→ **Problems to solve**
a – Answer these questions about the Halloween passage:
(i) What did hospitals offer to do with everyone's bag of candy?
(ii) At Hallelujah Harvest, what did costumes have to be?
(iii) What did William dress as one year?
b – Resume the Halloween passage after its last sentence and continue it.

→ **Passage shown**
***
But something changed in the time between my last neighborhood walk as a ghost and my first Halloween celebration with our own kids. The church, as one entity, rose up and revolted against the holiday. It was now in bad form to walk the neighborhood so we now had to walk through the mall and get candy from bored store employees. No longer was the hospital on call for medical help after a trip and fall in a bulky costume, but now they were offering free x-raying of everyone’s bag of candy. And if you didn’t want to go to the mall, then every church put on an alternative to Halloween, complete with games for the kids and enough candy to choke an elephant. Yes, it was safe but it also felt sterile (although the intentions were honorable).

But the real question was what to do with our kids when we, as parents, straddled both worlds? We understood where our church was coming from but we also wanted our kids to experience the special night of walking the neighborhood, ringing doorbells and shouting “trick or treat!” Initially we made the best of it, supporting the church and making some really cool costumes to help create a special night for our clueless kids. When attending Hallelujah Harvest at the church, the costumes had to be either Biblical or “non threatening.” One year William dressed as Goliath, complete with a wadded up masking tape rock on his forehead, a small trickle of blood added to push the envelope. Over the years the kids dressed as sheep, clowns and royalty. (Every year there were multiple Queen Esther costumes. Here is a question for your discussion groups: Why not Rahab?) Occasionally our kids won the costume contest, a source of pride for the kids and mom, the seamstress. And there was always some kid trying to skirt the rules, the most memorable being the middle school boy who showed up dressed as The Whore of Babylon. He didn't make it past the front door.
***
→ **Dataset excerpts**
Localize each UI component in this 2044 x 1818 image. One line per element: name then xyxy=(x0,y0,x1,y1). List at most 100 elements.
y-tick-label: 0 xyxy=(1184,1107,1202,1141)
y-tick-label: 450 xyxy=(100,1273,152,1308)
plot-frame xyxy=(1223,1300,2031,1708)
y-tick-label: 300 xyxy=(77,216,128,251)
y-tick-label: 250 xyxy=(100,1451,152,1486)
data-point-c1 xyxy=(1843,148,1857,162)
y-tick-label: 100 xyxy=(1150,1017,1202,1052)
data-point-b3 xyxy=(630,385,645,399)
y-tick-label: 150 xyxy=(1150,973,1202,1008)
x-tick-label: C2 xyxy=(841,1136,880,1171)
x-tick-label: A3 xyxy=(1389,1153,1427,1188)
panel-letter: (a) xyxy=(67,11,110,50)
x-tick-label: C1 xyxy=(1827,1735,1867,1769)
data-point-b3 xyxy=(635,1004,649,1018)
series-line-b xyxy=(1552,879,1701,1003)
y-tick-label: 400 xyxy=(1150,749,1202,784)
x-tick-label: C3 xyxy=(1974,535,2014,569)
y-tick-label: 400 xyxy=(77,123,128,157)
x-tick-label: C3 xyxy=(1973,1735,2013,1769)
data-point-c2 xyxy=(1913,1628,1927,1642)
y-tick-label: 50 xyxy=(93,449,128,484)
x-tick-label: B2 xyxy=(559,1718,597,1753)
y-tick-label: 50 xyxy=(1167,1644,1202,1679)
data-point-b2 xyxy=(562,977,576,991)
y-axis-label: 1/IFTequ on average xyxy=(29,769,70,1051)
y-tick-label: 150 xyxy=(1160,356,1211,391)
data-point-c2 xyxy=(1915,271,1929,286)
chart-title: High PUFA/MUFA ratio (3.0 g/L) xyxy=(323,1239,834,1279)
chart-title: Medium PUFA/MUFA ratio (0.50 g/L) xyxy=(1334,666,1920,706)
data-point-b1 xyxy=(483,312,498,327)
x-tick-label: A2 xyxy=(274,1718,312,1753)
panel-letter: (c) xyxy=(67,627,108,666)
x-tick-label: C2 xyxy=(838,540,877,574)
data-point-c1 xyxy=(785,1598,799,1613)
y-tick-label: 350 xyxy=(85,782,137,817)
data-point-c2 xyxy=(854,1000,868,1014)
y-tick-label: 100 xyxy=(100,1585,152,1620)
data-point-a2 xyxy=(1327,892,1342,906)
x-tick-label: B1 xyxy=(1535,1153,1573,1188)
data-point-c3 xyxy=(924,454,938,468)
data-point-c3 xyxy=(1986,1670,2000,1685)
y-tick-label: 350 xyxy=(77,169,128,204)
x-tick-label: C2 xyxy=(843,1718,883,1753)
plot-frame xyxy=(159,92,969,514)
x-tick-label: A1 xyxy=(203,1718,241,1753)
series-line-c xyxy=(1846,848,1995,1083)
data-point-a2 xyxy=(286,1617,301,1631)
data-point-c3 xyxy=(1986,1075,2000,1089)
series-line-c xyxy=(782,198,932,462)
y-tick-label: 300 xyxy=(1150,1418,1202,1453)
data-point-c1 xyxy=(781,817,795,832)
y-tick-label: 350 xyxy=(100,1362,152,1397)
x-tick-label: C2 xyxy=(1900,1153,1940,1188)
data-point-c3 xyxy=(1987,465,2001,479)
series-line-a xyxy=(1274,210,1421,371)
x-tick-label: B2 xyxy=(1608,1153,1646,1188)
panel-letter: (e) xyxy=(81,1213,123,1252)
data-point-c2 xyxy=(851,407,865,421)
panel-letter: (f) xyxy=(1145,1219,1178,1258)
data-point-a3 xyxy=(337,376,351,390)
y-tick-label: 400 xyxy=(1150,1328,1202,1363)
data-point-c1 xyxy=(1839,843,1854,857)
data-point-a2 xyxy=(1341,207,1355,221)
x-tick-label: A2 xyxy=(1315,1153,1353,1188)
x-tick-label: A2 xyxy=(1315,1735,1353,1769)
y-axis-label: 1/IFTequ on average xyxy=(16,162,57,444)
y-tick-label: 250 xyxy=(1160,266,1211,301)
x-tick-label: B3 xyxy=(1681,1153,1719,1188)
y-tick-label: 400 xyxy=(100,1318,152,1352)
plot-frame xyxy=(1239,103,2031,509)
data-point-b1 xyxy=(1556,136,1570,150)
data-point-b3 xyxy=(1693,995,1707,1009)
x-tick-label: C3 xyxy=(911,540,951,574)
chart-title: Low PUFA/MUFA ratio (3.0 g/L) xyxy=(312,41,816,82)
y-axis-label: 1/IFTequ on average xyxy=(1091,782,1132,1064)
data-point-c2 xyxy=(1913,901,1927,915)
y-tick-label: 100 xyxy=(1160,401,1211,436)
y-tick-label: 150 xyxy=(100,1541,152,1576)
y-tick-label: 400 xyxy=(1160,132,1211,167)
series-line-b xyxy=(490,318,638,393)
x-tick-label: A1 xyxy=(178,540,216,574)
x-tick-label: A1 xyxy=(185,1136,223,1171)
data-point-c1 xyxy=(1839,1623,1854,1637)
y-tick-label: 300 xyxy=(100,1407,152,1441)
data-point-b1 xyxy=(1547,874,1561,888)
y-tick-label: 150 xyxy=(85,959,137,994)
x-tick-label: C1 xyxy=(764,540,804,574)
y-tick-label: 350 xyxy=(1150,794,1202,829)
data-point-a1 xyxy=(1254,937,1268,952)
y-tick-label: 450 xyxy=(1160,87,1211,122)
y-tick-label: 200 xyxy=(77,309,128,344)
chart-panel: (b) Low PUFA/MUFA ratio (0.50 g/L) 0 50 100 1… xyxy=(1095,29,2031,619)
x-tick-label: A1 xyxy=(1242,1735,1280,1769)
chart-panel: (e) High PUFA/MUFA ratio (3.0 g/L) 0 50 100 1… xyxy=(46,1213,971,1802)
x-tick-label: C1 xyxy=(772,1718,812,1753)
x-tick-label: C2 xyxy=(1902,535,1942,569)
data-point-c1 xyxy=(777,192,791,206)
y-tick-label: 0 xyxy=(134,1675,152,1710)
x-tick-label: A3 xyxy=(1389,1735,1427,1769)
***
→ **Answers to the tasks**
a –
(i) Free x-raying.
(ii) Either Biblical or "non threatening."
(iii) Goliath, complete with a wadded-up masking tape rock on his forehead and a small trickle of blood.

b –
When the kids got a little older, we began splitting time, hitting up the church for “happy hour” and then joining a gathering at a friend's house and walking the neighborhood en mass. The window for Halloween is so short that before we knew it the kids were choosing to work the game booths at church instead of hitting up houses and all of the decision-making faded away. And standing at the food booth, dishing up slaw and chili dogs, I could appreciate how much fun the little ones were having in the church parking lot, jumping on inflated slides and engaging in cake walks, but I also knew that my house was one of the places the neighborhood kids had to skip, their parents muttering that we were probably at the mall. Or church. And it hurt a little, but it wasn't enough pain that a Snickers mini couldn't heal.